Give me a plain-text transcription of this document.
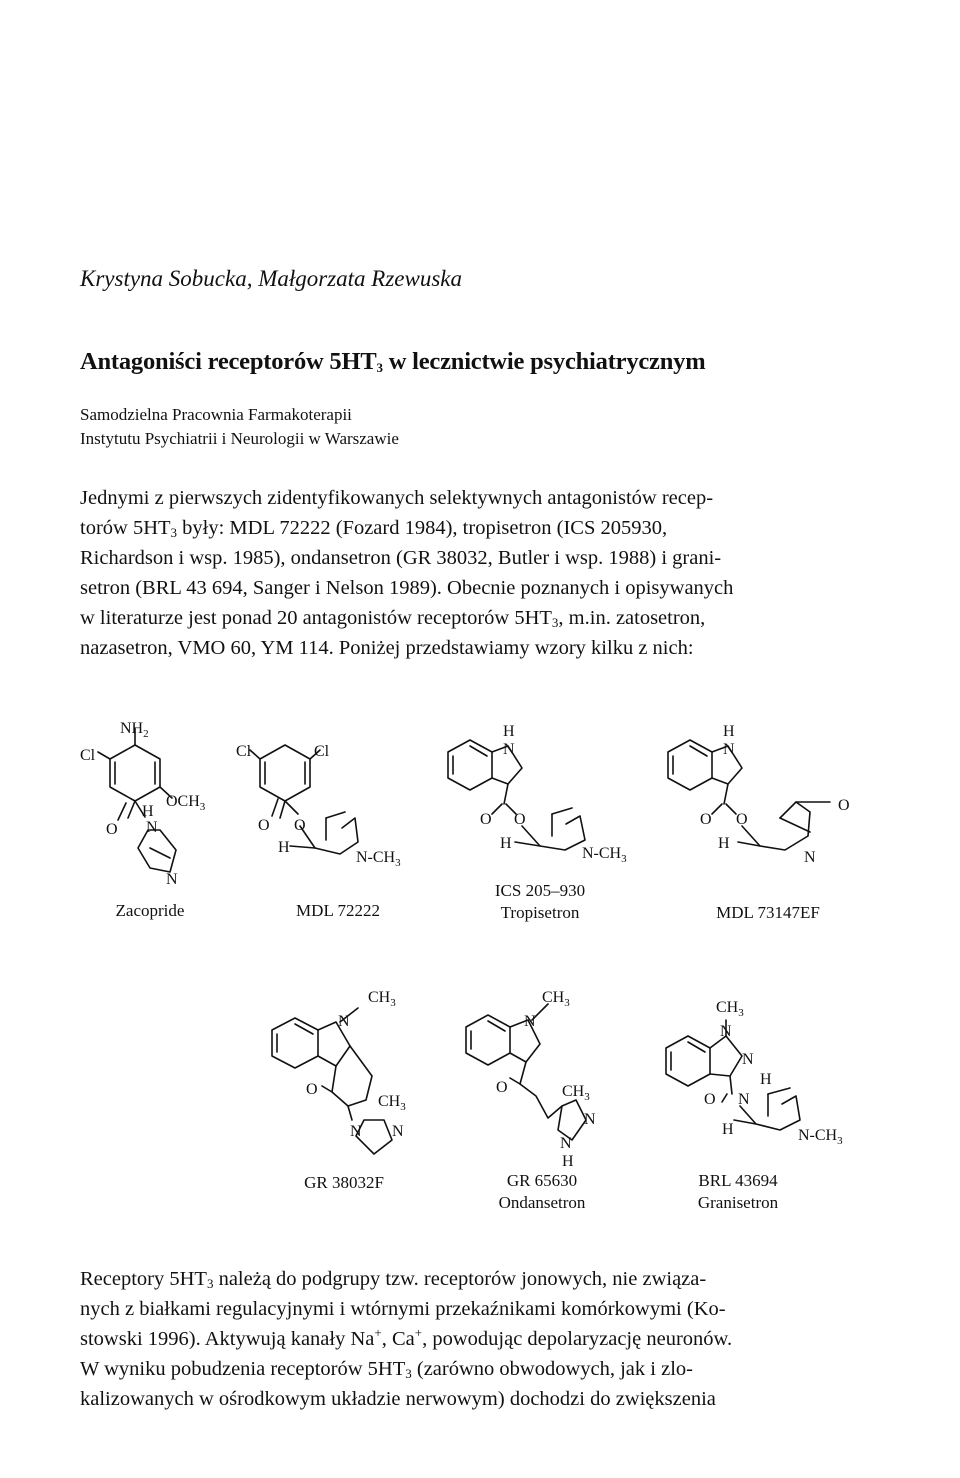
Krystyna Sobucka, Małgorzata Rzewuska
Antagoniści receptorów $5HT_3$ w lecznictwie psychiatrycznym
Samodzielna Pracownia Farmakoterapii
Instytutu Psychiatrii i Neurologii w Warszawie
Jednymi z pierwszych zidentyfikowanych selektywnych antagonistów recep-
torów $5HT_3$ były: MDL 72222 (Fozard 1984), tropisetron (ICS 205930,
Richardson i wsp. 1985), ondansetron (GR 38032, Butler i wsp. 1988) i grani-
setron (BRL 43 694, Sanger i Nelson 1989). Obecnie poznanych i opisywanych
w literaturze jest ponad 20 antagonistów receptorów $5HT_3$, m.in. zatosetron,
nazasetron, VMO 60, YM 114. Poniżej przedstawiamy wzory kilku z nich:
$NH_2$
Cl
$OCH_3$
O
H
N
N
Cl	Cl
O O
H
$N-CH_3$
H
N
O O
H
$N-CH_3$
H
N
O O
O
H
N
Zacopride	MDL 72222
ICS 205–930
Tropisetron	MDL 73147EF
$CH_3$
N
O
$CH_3$
N N
$CH_3$
N
O	$CH_3$
N
N
H
$CH_3$
N
N
H
O N
H	$N-CH_3$
GR 38032F	GR 65630
Ondansetron
BRL 43694
Granisetron
Receptory $5HT_3$ należą do podgrupy tzw. receptorów jonowych, nie związa-
nych z białkami regulacyjnymi i wtórnymi przekaźnikami komórkowymi (Ko-
stowski 1996). Aktywują kanały Na+, Ca+, powodując depolaryzację neuronów.
W wyniku pobudzenia receptorów $5HT_3$ (zarówno obwodowych, jak i zlo-
kalizowanych w ośrodkowym układzie nerwowym) dochodzi do zwiększenia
+--
-- THE PROBLEM --
Copy the records above exactly. The pictures are not part of the copy.

-- EXERCISE RESPONSE --
Give me a plain-text transcription of this document.
Krystyna Sobucka, Małgorzata Rzewuska
Antagoniści receptorów $5HT_3$ w lecznictwie psychiatrycznym
Samodzielna Pracownia Farmakoterapii
Instytutu Psychiatrii i Neurologii w Warszawie
Jednymi z pierwszych zidentyfikowanych selektywnych antagonistów recep-
torów $5HT_3$ były: MDL 72222 (Fozard 1984), tropisetron (ICS 205930,
Richardson i wsp. 1985), ondansetron (GR 38032, Butler i wsp. 1988) i grani-
setron (BRL 43 694, Sanger i Nelson 1989). Obecnie poznanych i opisywanych
w literaturze jest ponad 20 antagonistów receptorów $5HT_3$, m.in. zatosetron,
nazasetron, VMO 60, YM 114. Poniżej przedstawiamy wzory kilku z nich:
$NH_2$
Cl
$OCH_3$
O
H
N
N
Cl	Cl
O O
H
$N-CH_3$
H
N
O O
H
$N-CH_3$
H
N
O O
O
H
N
Zacopride	MDL 72222
ICS 205–930
Tropisetron	MDL 73147EF
$CH_3$
N
O
$CH_3$
N N
$CH_3$
N
O	$CH_3$
N
N
H
$CH_3$
N
N
H
O N
H	$N-CH_3$
GR 38032F	GR 65630
Ondansetron
BRL 43694
Granisetron
Receptory $5HT_3$ należą do podgrupy tzw. receptorów jonowych, nie związa-
nych z białkami regulacyjnymi i wtórnymi przekaźnikami komórkowymi (Ko-
stowski 1996). Aktywują kanały Na+, Ca+, powodując depolaryzację neuronów.
W wyniku pobudzenia receptorów $5HT_3$ (zarówno obwodowych, jak i zlo-
kalizowanych w ośrodkowym układzie nerwowym) dochodzi do zwiększenia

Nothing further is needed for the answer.